**Entries from a dataset:**
--- Begin ---

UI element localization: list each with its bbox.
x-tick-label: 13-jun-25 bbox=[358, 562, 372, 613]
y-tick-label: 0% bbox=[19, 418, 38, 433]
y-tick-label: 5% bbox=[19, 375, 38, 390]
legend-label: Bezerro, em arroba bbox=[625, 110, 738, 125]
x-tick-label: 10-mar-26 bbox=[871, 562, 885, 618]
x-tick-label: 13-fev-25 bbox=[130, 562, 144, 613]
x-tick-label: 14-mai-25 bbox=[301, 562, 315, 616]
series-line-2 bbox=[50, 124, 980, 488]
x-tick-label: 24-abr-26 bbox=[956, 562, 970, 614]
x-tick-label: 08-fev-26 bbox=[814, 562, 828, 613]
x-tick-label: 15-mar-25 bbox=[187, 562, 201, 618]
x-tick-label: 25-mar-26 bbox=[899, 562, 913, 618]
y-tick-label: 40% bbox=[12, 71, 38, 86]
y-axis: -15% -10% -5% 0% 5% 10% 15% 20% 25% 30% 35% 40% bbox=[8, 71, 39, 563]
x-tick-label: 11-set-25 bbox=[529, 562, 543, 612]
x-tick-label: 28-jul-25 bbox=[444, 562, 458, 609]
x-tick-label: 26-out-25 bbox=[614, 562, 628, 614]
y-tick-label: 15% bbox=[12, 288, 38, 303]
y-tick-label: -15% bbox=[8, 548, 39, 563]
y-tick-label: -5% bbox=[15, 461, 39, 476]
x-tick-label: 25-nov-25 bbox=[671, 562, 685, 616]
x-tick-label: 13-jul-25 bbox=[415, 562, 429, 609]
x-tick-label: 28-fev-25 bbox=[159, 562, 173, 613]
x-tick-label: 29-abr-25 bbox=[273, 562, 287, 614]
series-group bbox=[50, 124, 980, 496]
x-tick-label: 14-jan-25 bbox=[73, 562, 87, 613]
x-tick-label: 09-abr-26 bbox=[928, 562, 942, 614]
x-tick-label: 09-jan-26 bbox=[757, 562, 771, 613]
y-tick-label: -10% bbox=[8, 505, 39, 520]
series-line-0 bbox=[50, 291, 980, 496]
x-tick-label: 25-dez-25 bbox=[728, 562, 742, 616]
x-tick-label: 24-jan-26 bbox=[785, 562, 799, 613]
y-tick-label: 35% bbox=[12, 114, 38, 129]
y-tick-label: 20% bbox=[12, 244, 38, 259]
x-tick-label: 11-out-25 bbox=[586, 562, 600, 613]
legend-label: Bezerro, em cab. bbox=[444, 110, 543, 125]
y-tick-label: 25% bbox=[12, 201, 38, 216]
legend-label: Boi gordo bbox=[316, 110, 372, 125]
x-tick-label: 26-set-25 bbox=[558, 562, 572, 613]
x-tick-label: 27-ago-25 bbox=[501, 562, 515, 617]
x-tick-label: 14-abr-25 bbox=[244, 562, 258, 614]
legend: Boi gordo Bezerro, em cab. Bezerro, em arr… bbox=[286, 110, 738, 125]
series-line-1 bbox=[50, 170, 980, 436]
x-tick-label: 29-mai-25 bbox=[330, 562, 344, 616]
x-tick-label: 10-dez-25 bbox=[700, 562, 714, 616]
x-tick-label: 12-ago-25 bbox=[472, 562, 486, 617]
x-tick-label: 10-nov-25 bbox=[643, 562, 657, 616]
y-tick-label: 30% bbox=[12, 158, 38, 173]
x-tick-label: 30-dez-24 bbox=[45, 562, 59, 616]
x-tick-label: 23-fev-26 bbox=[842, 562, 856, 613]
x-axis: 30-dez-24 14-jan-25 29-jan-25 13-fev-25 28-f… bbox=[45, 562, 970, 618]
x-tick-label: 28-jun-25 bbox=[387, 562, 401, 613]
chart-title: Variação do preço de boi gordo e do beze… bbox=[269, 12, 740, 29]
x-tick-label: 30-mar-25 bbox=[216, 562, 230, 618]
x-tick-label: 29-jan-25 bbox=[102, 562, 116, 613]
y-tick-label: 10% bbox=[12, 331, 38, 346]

--- End ---

**Aim:** Show each line of the data above that contains the string "legend", matching case exactly.

**Response:**
legend-label: Bezerro, em arroba bbox=[625, 110, 738, 125]
legend-label: Bezerro, em cab. bbox=[444, 110, 543, 125]
legend-label: Boi gordo bbox=[316, 110, 372, 125]
legend: Boi gordo Bezerro, em cab. Bezerro, em arr… bbox=[286, 110, 738, 125]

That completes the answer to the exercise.